Exercise directions: Print out every record exactly as it appears.

— Begin Extracted data —

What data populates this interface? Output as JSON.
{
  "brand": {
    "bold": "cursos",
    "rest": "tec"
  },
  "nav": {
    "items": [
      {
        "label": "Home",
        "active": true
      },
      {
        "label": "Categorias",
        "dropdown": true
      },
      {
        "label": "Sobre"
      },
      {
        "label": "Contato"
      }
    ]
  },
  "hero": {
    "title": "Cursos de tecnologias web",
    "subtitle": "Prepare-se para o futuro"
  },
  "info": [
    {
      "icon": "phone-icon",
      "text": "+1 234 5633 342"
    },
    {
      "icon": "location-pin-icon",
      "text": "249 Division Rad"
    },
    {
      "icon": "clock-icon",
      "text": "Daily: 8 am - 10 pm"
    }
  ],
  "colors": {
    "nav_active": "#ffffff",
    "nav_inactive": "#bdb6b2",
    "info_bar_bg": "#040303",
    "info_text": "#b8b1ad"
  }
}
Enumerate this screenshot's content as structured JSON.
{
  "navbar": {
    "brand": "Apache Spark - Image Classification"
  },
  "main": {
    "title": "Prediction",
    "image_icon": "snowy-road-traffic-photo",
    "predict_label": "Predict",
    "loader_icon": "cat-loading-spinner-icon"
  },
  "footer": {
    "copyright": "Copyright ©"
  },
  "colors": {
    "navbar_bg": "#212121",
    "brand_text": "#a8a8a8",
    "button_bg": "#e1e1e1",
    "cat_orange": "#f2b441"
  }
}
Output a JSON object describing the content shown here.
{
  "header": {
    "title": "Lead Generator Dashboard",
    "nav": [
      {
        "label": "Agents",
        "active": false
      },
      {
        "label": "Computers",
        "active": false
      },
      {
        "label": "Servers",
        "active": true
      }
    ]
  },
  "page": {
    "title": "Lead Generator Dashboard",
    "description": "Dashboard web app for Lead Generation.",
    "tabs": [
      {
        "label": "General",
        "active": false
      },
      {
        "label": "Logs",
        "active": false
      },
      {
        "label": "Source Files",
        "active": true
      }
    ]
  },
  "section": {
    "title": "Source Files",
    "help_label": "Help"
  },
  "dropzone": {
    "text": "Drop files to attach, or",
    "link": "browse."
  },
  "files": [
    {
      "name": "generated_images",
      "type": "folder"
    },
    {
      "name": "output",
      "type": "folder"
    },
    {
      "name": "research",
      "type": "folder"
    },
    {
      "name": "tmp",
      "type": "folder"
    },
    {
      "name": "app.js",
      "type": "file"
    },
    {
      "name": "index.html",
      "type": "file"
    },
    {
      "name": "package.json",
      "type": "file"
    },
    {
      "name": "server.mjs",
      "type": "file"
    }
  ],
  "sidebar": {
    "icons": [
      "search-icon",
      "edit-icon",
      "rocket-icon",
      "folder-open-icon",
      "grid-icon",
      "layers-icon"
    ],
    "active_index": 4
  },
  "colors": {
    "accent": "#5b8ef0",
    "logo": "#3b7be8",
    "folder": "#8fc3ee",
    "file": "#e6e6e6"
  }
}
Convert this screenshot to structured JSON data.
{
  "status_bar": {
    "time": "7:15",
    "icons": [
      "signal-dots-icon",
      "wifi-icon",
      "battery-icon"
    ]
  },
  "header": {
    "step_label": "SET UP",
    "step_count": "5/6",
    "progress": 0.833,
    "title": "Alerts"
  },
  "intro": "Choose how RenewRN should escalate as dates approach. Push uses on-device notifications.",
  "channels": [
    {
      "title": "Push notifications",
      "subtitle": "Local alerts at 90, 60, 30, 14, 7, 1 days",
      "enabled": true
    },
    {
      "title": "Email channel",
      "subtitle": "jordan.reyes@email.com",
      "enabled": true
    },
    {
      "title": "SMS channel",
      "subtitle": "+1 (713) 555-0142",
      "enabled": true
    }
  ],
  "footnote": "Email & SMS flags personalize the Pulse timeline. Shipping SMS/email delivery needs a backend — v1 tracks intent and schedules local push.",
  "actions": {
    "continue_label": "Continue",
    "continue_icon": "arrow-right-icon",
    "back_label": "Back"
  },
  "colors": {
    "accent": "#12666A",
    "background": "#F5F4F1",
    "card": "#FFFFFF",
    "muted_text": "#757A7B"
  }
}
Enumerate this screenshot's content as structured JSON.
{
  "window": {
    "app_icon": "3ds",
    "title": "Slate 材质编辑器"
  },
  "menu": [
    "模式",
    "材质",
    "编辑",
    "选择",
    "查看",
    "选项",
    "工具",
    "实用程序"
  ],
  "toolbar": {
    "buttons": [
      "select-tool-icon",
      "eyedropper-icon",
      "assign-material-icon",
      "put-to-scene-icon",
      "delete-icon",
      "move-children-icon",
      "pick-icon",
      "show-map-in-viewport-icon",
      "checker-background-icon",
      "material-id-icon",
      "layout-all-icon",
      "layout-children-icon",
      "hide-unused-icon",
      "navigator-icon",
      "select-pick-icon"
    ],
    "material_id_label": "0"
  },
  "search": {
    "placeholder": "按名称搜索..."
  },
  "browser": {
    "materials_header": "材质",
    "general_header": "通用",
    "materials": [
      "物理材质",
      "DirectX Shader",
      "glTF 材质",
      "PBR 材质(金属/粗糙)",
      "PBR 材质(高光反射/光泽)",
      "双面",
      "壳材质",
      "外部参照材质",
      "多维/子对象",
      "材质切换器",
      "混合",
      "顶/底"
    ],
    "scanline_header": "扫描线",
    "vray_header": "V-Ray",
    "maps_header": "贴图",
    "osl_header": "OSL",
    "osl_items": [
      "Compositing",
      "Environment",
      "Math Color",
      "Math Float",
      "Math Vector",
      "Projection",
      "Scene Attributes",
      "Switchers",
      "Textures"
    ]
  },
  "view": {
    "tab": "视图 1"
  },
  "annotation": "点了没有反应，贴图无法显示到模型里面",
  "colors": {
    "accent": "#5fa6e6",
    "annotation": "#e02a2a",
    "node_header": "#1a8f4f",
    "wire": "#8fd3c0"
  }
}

— End Extracted data —

Output of the exercise:
What data populates this interface? Output as JSON.
{
  "brand": {
    "bold": "cursos",
    "rest": "tec"
  },
  "nav": {
    "items": [
      {
        "label": "Home",
        "active": true
      },
      {
        "label": "Categorias",
        "dropdown": true
      },
      {
        "label": "Sobre"
      },
      {
        "label": "Contato"
      }
    ]
  },
  "hero": {
    "title": "Cursos de tecnologias web",
    "subtitle": "Prepare-se para o futuro"
  },
  "info": [
    {
      "icon": "phone-icon",
      "text": "+1 234 5633 342"
    },
    {
      "icon": "location-pin-icon",
      "text": "249 Division Rad"
    },
    {
      "icon": "clock-icon",
      "text": "Daily: 8 am - 10 pm"
    }
  ],
  "colors": {
    "nav_active": "#ffffff",
    "nav_inactive": "#bdb6b2",
    "info_bar_bg": "#040303",
    "info_text": "#b8b1ad"
  }
}
Enumerate this screenshot's content as structured JSON.
{
  "navbar": {
    "brand": "Apache Spark - Image Classification"
  },
  "main": {
    "title": "Prediction",
    "image_icon": "snowy-road-traffic-photo",
    "predict_label": "Predict",
    "loader_icon": "cat-loading-spinner-icon"
  },
  "footer": {
    "copyright": "Copyright ©"
  },
  "colors": {
    "navbar_bg": "#212121",
    "brand_text": "#a8a8a8",
    "button_bg": "#e1e1e1",
    "cat_orange": "#f2b441"
  }
}
Output a JSON object describing the content shown here.
{
  "header": {
    "title": "Lead Generator Dashboard",
    "nav": [
      {
        "label": "Agents",
        "active": false
      },
      {
        "label": "Computers",
        "active": false
      },
      {
        "label": "Servers",
        "active": true
      }
    ]
  },
  "page": {
    "title": "Lead Generator Dashboard",
    "description": "Dashboard web app for Lead Generation.",
    "tabs": [
      {
        "label": "General",
        "active": false
      },
      {
        "label": "Logs",
        "active": false
      },
      {
        "label": "Source Files",
        "active": true
      }
    ]
  },
  "section": {
    "title": "Source Files",
    "help_label": "Help"
  },
  "dropzone": {
    "text": "Drop files to attach, or",
    "link": "browse."
  },
  "files": [
    {
      "name": "generated_images",
      "type": "folder"
    },
    {
      "name": "output",
      "type": "folder"
    },
    {
      "name": "research",
      "type": "folder"
    },
    {
      "name": "tmp",
      "type": "folder"
    },
    {
      "name": "app.js",
      "type": "file"
    },
    {
      "name": "index.html",
      "type": "file"
    },
    {
      "name": "package.json",
      "type": "file"
    },
    {
      "name": "server.mjs",
      "type": "file"
    }
  ],
  "sidebar": {
    "icons": [
      "search-icon",
      "edit-icon",
      "rocket-icon",
      "folder-open-icon",
      "grid-icon",
      "layers-icon"
    ],
    "active_index": 4
  },
  "colors": {
    "accent": "#5b8ef0",
    "logo": "#3b7be8",
    "folder": "#8fc3ee",
    "file": "#e6e6e6"
  }
}
Convert this screenshot to structured JSON data.
{
  "status_bar": {
    "time": "7:15",
    "icons": [
      "signal-dots-icon",
      "wifi-icon",
      "battery-icon"
    ]
  },
  "header": {
    "step_label": "SET UP",
    "step_count": "5/6",
    "progress": 0.833,
    "title": "Alerts"
  },
  "intro": "Choose how RenewRN should escalate as dates approach. Push uses on-device notifications.",
  "channels": [
    {
      "title": "Push notifications",
      "subtitle": "Local alerts at 90, 60, 30, 14, 7, 1 days",
      "enabled": true
    },
    {
      "title": "Email channel",
      "subtitle": "jordan.reyes@email.com",
      "enabled": true
    },
    {
      "title": "SMS channel",
      "subtitle": "+1 (713) 555-0142",
      "enabled": true
    }
  ],
  "footnote": "Email & SMS flags personalize the Pulse timeline. Shipping SMS/email delivery needs a backend — v1 tracks intent and schedules local push.",
  "actions": {
    "continue_label": "Continue",
    "continue_icon": "arrow-right-icon",
    "back_label": "Back"
  },
  "colors": {
    "accent": "#12666A",
    "background": "#F5F4F1",
    "card": "#FFFFFF",
    "muted_text": "#757A7B"
  }
}
Enumerate this screenshot's content as structured JSON.
{
  "window": {
    "app_icon": "3ds",
    "title": "Slate 材质编辑器"
  },
  "menu": [
    "模式",
    "材质",
    "编辑",
    "选择",
    "查看",
    "选项",
    "工具",
    "实用程序"
  ],
  "toolbar": {
    "buttons": [
      "select-tool-icon",
      "eyedropper-icon",
      "assign-material-icon",
      "put-to-scene-icon",
      "delete-icon",
      "move-children-icon",
      "pick-icon",
      "show-map-in-viewport-icon",
      "checker-background-icon",
      "material-id-icon",
      "layout-all-icon",
      "layout-children-icon",
      "hide-unused-icon",
      "navigator-icon",
      "select-pick-icon"
    ],
    "material_id_label": "0"
  },
  "search": {
    "placeholder": "按名称搜索..."
  },
  "browser": {
    "materials_header": "材质",
    "general_header": "通用",
    "materials": [
      "物理材质",
      "DirectX Shader",
      "glTF 材质",
      "PBR 材质(金属/粗糙)",
      "PBR 材质(高光反射/光泽)",
      "双面",
      "壳材质",
      "外部参照材质",
      "多维/子对象",
      "材质切换器",
      "混合",
      "顶/底"
    ],
    "scanline_header": "扫描线",
    "vray_header": "V-Ray",
    "maps_header": "贴图",
    "osl_header": "OSL",
    "osl_items": [
      "Compositing",
      "Environment",
      "Math Color",
      "Math Float",
      "Math Vector",
      "Projection",
      "Scene Attributes",
      "Switchers",
      "Textures"
    ]
  },
  "view": {
    "tab": "视图 1"
  },
  "annotation": "点了没有反应，贴图无法显示到模型里面",
  "colors": {
    "accent": "#5fa6e6",
    "annotation": "#e02a2a",
    "node_header": "#1a8f4f",
    "wire": "#8fd3c0"
  }
}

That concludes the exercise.